>>>>

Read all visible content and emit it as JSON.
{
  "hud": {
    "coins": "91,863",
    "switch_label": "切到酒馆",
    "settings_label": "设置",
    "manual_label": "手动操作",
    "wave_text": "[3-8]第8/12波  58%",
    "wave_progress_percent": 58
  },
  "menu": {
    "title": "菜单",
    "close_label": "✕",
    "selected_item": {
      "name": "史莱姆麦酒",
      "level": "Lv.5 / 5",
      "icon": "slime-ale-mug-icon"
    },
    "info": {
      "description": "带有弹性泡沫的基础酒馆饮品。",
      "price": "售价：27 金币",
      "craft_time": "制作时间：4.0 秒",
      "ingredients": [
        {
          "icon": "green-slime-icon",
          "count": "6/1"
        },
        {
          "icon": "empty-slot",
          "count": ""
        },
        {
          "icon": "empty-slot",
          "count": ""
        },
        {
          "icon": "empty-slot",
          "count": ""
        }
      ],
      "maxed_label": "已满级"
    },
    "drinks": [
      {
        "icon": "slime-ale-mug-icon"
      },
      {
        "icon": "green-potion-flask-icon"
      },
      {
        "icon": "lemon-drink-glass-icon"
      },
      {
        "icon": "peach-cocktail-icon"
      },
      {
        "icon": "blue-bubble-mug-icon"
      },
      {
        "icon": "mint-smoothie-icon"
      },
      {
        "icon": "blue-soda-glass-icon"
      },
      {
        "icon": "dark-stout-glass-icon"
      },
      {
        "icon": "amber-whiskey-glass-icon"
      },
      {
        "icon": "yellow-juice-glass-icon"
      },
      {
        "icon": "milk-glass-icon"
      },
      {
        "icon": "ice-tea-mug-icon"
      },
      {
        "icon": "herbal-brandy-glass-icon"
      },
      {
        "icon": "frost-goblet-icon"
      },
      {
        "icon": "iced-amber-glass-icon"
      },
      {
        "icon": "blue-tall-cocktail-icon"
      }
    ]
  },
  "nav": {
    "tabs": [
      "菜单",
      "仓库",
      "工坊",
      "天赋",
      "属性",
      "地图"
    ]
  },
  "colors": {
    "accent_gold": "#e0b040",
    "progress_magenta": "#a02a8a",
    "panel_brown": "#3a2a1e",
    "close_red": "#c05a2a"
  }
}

<<<<

Requirement:
Return all of the data exactly as it reads.

Correct response:
Read all visible content and emit it as JSON.
{
  "hud": {
    "coins": "91,863",
    "switch_label": "切到酒馆",
    "settings_label": "设置",
    "manual_label": "手动操作",
    "wave_text": "[3-8]第8/12波  58%",
    "wave_progress_percent": 58
  },
  "menu": {
    "title": "菜单",
    "close_label": "✕",
    "selected_item": {
      "name": "史莱姆麦酒",
      "level": "Lv.5 / 5",
      "icon": "slime-ale-mug-icon"
    },
    "info": {
      "description": "带有弹性泡沫的基础酒馆饮品。",
      "price": "售价：27 金币",
      "craft_time": "制作时间：4.0 秒",
      "ingredients": [
        {
          "icon": "green-slime-icon",
          "count": "6/1"
        },
        {
          "icon": "empty-slot",
          "count": ""
        },
        {
          "icon": "empty-slot",
          "count": ""
        },
        {
          "icon": "empty-slot",
          "count": ""
        }
      ],
      "maxed_label": "已满级"
    },
    "drinks": [
      {
        "icon": "slime-ale-mug-icon"
      },
      {
        "icon": "green-potion-flask-icon"
      },
      {
        "icon": "lemon-drink-glass-icon"
      },
      {
        "icon": "peach-cocktail-icon"
      },
      {
        "icon": "blue-bubble-mug-icon"
      },
      {
        "icon": "mint-smoothie-icon"
      },
      {
        "icon": "blue-soda-glass-icon"
      },
      {
        "icon": "dark-stout-glass-icon"
      },
      {
        "icon": "amber-whiskey-glass-icon"
      },
      {
        "icon": "yellow-juice-glass-icon"
      },
      {
        "icon": "milk-glass-icon"
      },
      {
        "icon": "ice-tea-mug-icon"
      },
      {
        "icon": "herbal-brandy-glass-icon"
      },
      {
        "icon": "frost-goblet-icon"
      },
      {
        "icon": "iced-amber-glass-icon"
      },
      {
        "icon": "blue-tall-cocktail-icon"
      }
    ]
  },
  "nav": {
    "tabs": [
      "菜单",
      "仓库",
      "工坊",
      "天赋",
      "属性",
      "地图"
    ]
  },
  "colors": {
    "accent_gold": "#e0b040",
    "progress_magenta": "#a02a8a",
    "panel_brown": "#3a2a1e",
    "close_red": "#c05a2a"
  }
}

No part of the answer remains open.